_GIVEN EXERCISE_: Carry none of the pictures over; write out the complete data exactly.

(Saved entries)
--- Begin ---

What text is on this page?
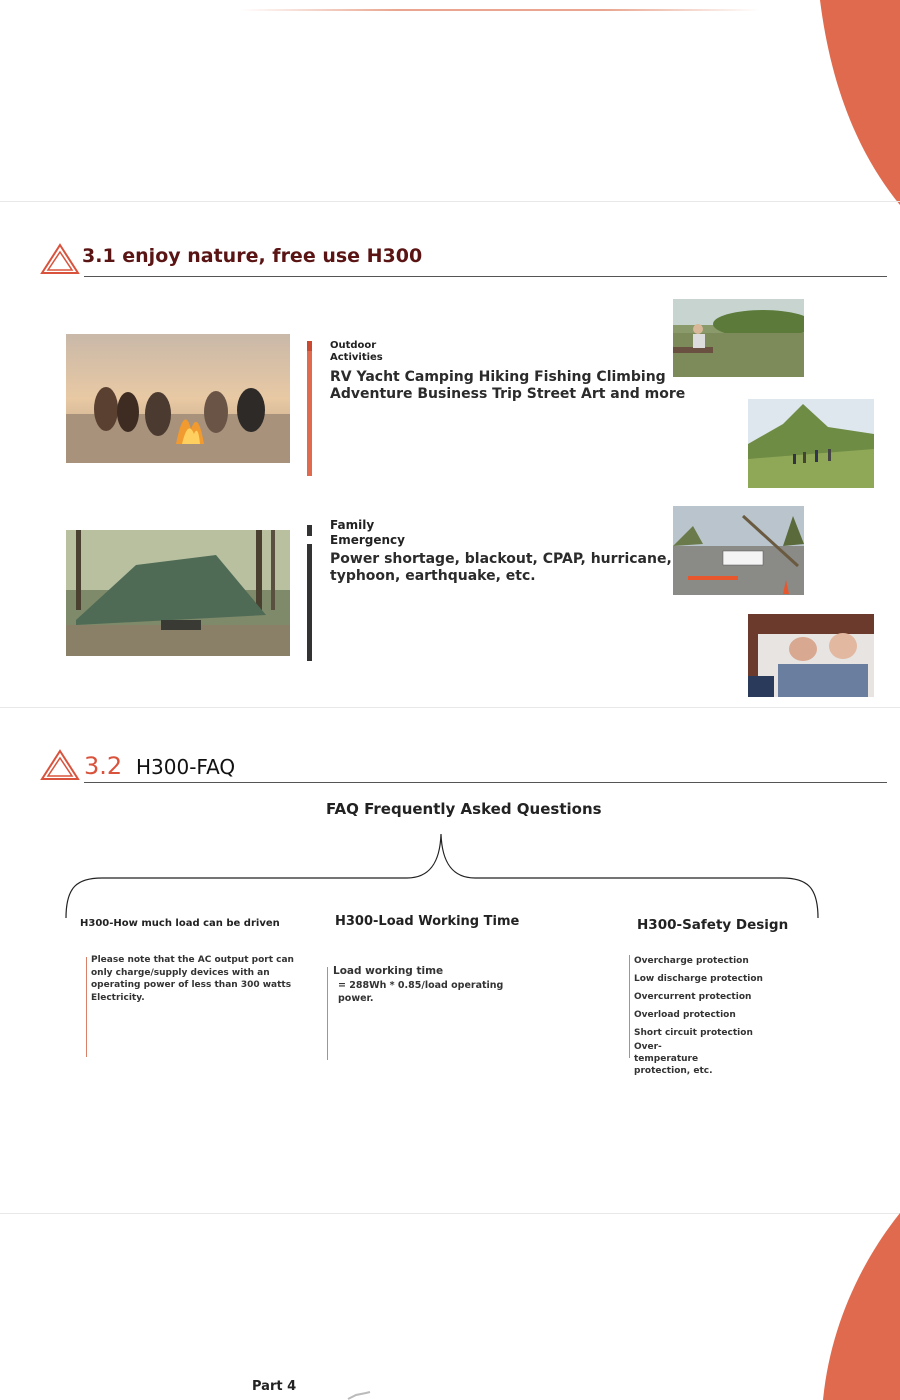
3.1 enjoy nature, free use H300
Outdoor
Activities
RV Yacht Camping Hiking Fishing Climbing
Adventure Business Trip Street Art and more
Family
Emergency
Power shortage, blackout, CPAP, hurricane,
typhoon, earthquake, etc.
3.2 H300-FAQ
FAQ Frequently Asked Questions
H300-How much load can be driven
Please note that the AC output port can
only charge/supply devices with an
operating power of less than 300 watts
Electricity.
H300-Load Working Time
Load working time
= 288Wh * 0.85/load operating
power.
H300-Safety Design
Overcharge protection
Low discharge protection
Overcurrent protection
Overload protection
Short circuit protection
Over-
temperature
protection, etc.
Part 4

--- End ---

_ANSWER IN FULL_:
What text is on this page?
3.1 enjoy nature, free use H300
Outdoor
Activities
RV Yacht Camping Hiking Fishing Climbing
Adventure Business Trip Street Art and more
Family
Emergency
Power shortage, blackout, CPAP, hurricane,
typhoon, earthquake, etc.
3.2 H300-FAQ
FAQ Frequently Asked Questions
H300-How much load can be driven
Please note that the AC output port can
only charge/supply devices with an
operating power of less than 300 watts
Electricity.
H300-Load Working Time
Load working time
= 288Wh * 0.85/load operating
power.
H300-Safety Design
Overcharge protection
Low discharge protection
Overcurrent protection
Overload protection
Short circuit protection
Over-
temperature
protection, etc.
Part 4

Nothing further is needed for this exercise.